● LISTED ENTRIES
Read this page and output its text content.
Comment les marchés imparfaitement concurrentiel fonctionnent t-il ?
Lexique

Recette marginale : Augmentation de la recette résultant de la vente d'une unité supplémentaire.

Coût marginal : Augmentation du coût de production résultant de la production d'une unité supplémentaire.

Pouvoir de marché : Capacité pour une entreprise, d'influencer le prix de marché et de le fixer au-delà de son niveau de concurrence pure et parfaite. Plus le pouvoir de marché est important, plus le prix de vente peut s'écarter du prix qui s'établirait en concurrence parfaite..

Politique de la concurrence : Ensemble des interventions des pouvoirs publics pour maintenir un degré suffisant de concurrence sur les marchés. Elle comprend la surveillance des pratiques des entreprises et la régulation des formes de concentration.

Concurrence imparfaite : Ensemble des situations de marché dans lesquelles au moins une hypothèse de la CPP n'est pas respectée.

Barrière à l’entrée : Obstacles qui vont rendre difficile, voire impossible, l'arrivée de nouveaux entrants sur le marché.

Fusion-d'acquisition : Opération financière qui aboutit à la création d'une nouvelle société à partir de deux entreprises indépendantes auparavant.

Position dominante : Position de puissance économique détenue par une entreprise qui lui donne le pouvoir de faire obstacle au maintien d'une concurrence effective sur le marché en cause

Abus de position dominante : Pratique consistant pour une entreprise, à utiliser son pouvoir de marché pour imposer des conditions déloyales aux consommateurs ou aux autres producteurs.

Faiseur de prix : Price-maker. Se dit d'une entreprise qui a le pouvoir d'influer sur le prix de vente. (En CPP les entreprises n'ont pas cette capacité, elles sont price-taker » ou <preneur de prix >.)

...

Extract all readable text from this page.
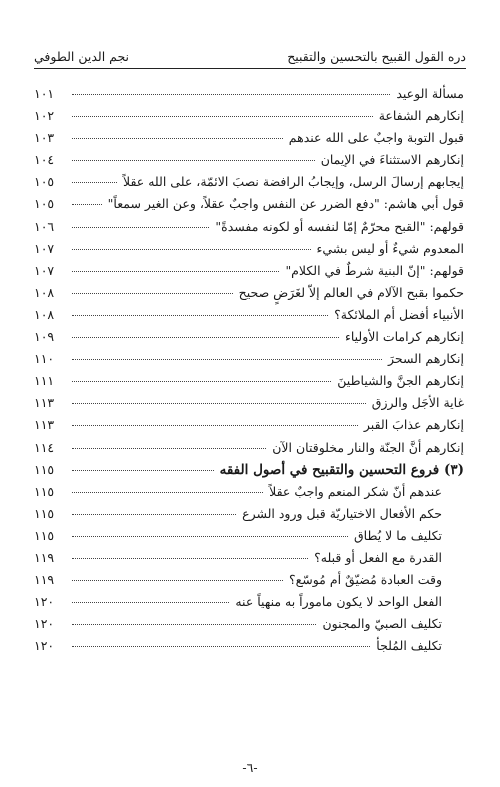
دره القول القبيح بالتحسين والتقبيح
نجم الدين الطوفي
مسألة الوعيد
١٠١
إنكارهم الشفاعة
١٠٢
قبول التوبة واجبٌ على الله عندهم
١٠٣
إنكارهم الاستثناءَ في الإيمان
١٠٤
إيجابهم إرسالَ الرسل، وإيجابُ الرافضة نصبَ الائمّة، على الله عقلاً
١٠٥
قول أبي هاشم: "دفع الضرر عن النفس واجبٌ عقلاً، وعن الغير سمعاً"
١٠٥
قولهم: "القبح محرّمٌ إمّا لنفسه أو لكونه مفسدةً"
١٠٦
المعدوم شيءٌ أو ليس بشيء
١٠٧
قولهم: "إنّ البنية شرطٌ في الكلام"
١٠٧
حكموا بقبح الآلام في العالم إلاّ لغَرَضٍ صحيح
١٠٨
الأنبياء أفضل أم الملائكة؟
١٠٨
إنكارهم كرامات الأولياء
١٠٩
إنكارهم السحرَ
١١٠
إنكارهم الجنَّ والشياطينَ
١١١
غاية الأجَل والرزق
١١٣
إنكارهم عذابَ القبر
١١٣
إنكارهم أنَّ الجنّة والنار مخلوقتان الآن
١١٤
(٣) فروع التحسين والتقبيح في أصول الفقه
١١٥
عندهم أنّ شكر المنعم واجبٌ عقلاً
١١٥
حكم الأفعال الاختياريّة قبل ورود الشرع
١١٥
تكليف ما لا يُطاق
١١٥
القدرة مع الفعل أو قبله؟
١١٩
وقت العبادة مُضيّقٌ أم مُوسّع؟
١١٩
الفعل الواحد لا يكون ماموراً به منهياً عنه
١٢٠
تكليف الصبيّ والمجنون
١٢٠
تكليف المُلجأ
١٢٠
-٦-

● PROBLEM STATEMENT
Work out how many lines of the material above contain the word "الله", then give only that figure.

● ANSWER TO THIS TASK
2